* [ITEMS]:

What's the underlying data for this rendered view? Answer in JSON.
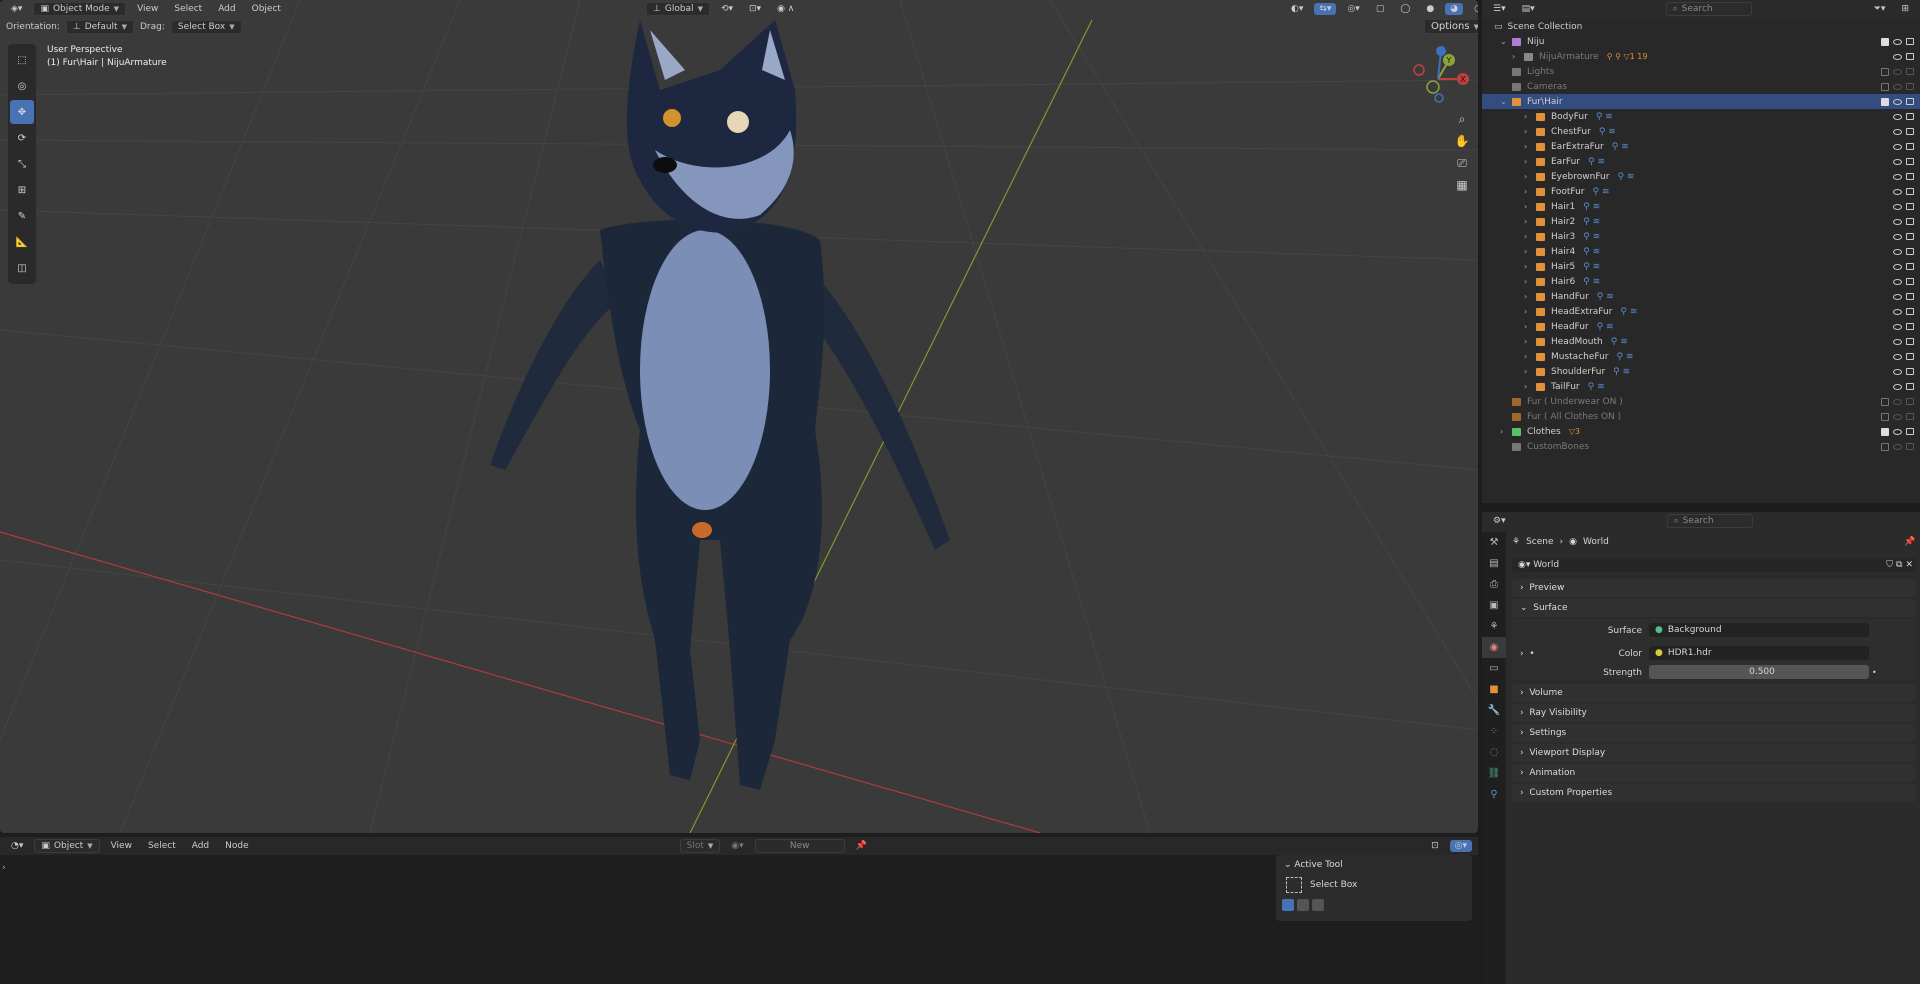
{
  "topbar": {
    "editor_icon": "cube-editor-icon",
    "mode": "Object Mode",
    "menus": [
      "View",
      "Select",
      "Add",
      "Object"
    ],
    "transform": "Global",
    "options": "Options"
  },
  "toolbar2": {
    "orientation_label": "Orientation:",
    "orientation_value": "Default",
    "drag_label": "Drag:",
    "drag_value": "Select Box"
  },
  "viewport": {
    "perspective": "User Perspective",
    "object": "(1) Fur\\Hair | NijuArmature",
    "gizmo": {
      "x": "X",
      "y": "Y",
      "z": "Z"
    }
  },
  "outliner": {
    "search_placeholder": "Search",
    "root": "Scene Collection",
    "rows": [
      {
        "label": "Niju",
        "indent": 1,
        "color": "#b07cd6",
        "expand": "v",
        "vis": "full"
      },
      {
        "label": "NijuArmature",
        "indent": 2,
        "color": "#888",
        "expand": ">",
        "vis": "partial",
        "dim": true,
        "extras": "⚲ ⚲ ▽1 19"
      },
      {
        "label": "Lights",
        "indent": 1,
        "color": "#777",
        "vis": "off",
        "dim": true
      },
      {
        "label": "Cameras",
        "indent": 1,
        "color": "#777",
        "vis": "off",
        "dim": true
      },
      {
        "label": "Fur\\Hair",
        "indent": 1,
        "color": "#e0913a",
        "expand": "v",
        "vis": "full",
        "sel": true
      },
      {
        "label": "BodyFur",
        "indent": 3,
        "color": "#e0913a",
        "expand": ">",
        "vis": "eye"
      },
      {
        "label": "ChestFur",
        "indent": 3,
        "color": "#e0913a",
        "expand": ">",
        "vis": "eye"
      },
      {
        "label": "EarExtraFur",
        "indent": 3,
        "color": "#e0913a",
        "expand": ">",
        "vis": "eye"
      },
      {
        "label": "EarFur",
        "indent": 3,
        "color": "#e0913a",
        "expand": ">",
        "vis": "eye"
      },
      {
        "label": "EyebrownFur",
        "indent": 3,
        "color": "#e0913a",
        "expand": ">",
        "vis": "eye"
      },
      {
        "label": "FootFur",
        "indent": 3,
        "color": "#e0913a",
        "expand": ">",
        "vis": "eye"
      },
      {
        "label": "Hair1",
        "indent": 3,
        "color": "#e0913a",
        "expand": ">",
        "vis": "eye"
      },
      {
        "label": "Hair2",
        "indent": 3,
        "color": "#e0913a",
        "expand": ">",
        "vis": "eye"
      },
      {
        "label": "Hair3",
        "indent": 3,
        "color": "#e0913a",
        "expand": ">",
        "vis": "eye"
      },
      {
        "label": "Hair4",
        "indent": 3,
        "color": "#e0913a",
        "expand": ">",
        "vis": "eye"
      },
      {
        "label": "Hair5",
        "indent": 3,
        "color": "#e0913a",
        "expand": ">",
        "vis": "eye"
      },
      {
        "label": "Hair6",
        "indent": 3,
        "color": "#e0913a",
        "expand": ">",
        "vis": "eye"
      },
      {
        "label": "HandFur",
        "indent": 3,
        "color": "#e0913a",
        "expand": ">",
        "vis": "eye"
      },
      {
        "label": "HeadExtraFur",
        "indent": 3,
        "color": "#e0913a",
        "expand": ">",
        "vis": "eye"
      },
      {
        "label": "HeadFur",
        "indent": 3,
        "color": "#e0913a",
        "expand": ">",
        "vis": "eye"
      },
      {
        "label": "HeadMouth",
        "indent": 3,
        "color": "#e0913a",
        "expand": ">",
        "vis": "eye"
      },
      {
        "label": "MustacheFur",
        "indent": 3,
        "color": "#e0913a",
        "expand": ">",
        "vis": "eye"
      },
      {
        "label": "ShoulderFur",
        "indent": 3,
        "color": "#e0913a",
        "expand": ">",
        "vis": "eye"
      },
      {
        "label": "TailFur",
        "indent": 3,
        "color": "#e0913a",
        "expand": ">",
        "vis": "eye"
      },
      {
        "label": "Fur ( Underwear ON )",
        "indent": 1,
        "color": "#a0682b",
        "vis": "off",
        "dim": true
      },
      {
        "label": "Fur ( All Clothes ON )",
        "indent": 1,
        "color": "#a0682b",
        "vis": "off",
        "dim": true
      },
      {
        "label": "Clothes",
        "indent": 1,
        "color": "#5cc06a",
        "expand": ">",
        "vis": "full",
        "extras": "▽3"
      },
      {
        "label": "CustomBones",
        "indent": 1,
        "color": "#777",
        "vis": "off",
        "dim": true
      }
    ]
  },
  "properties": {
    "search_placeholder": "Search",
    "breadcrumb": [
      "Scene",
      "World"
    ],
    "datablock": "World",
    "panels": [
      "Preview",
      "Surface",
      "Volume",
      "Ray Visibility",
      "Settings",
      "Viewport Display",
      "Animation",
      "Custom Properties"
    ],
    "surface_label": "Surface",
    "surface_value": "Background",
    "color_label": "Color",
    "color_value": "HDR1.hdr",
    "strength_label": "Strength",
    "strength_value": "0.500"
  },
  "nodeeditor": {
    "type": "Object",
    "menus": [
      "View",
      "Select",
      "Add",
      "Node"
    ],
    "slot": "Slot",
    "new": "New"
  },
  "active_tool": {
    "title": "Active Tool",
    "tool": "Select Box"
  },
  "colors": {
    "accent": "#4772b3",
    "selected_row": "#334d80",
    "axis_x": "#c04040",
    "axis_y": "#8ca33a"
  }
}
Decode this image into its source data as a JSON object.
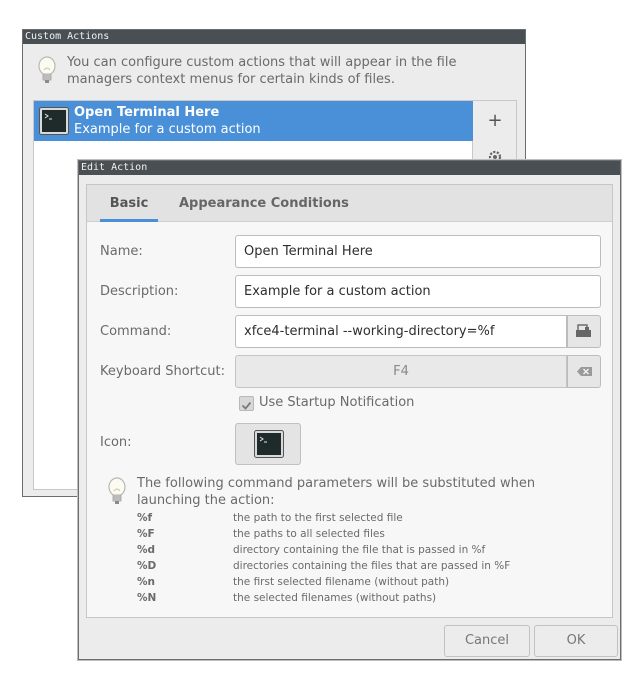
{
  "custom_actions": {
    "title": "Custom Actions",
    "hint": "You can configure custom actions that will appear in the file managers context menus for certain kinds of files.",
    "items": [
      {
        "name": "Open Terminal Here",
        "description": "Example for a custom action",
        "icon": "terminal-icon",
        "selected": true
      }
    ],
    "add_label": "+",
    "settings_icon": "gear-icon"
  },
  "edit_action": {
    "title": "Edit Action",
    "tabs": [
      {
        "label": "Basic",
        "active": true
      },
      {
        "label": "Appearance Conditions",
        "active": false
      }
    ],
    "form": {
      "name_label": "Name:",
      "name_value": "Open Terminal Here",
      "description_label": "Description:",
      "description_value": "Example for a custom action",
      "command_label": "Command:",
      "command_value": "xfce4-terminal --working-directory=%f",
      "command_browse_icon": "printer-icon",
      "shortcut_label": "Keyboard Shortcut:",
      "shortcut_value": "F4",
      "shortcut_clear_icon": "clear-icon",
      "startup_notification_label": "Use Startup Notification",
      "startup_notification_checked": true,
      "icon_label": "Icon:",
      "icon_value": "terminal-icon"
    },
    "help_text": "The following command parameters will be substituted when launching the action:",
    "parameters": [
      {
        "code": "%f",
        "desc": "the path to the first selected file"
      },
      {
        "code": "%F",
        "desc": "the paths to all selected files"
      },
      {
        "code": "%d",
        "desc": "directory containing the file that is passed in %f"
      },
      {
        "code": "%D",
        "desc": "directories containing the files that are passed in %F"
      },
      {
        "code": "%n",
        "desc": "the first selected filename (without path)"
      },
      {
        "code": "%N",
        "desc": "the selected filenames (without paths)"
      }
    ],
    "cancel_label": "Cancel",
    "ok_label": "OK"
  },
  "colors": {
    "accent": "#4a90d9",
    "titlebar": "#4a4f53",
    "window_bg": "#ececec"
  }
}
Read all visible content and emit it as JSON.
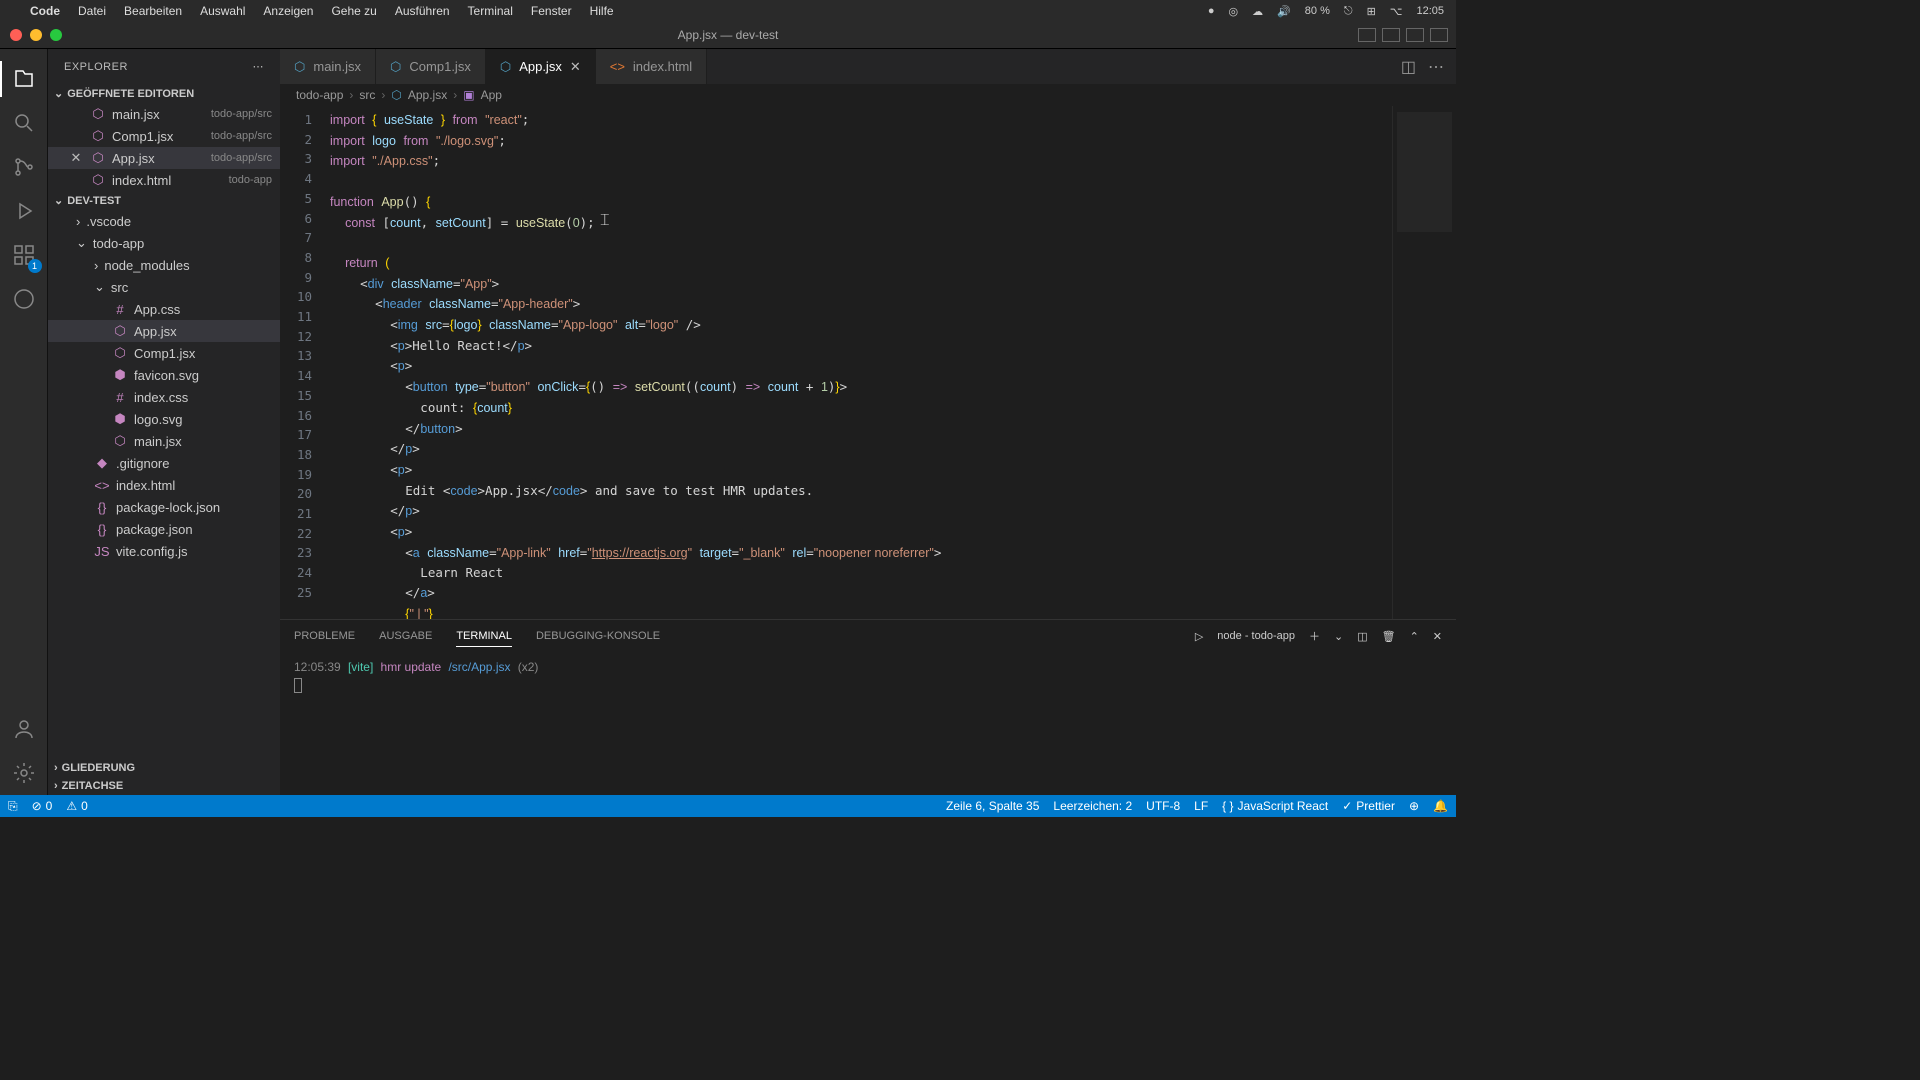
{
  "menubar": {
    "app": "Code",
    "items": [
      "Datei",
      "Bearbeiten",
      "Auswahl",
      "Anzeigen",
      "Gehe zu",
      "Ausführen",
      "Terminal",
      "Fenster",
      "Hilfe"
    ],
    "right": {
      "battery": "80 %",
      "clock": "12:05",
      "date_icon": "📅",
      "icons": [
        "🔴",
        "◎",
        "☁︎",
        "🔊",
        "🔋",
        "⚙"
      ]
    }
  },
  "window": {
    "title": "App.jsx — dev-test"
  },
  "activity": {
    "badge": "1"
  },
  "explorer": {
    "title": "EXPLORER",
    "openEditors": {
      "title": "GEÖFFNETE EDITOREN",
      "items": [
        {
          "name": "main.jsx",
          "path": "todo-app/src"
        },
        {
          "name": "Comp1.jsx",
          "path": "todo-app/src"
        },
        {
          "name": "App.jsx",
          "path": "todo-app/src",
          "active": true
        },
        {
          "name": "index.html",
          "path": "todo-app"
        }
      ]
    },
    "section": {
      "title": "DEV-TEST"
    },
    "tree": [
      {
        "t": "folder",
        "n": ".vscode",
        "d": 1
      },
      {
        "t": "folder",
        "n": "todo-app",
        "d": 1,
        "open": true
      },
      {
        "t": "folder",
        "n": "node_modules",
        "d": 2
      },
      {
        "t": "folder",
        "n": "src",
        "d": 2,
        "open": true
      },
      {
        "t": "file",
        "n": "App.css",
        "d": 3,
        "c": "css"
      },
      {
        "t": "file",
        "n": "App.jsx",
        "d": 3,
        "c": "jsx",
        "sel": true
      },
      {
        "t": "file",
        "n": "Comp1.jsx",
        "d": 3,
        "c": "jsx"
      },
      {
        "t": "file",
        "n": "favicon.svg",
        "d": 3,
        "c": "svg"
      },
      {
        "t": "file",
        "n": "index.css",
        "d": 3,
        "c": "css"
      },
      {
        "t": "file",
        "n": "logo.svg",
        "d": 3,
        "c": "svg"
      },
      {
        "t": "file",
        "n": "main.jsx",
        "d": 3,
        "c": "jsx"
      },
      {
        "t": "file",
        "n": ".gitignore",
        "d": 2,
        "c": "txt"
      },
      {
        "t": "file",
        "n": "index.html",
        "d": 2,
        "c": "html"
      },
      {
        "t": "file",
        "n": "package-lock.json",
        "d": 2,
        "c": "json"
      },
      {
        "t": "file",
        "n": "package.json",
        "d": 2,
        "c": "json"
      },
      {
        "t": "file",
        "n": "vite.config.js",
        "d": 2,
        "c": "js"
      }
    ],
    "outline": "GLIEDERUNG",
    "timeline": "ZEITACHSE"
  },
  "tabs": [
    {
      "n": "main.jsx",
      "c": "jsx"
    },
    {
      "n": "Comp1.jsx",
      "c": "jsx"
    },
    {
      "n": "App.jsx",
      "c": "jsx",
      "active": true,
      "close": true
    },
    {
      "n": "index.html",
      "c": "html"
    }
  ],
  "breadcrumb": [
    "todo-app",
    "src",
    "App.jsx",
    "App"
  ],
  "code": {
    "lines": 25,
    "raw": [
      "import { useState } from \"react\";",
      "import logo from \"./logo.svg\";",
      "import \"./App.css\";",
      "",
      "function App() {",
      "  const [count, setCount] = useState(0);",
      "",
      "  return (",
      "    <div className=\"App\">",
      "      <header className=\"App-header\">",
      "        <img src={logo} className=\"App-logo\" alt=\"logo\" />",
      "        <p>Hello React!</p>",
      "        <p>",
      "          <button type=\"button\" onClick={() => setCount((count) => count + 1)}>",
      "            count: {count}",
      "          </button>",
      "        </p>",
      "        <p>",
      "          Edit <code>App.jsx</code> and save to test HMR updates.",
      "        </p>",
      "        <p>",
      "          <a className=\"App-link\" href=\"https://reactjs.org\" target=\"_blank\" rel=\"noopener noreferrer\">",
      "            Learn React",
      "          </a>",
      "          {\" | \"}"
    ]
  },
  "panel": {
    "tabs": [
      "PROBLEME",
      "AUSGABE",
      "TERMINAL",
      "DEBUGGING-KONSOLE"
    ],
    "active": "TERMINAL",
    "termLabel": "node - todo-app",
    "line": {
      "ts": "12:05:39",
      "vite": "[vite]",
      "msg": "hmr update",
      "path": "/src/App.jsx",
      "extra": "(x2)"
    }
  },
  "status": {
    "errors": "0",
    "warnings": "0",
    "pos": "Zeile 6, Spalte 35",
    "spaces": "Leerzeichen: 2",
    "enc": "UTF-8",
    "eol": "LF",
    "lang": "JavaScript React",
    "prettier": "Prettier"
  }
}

* [TASK DESCRIPTION]: Where a line of the material above holds the string "will", copy that line.

* [EXPECTED OUTPUT]:
    "hint": "You can configure custom actions that will appear in the file managers context menus for certain kinds of files.",
    "help_text": "The following command parameters will be substituted when launching the action:",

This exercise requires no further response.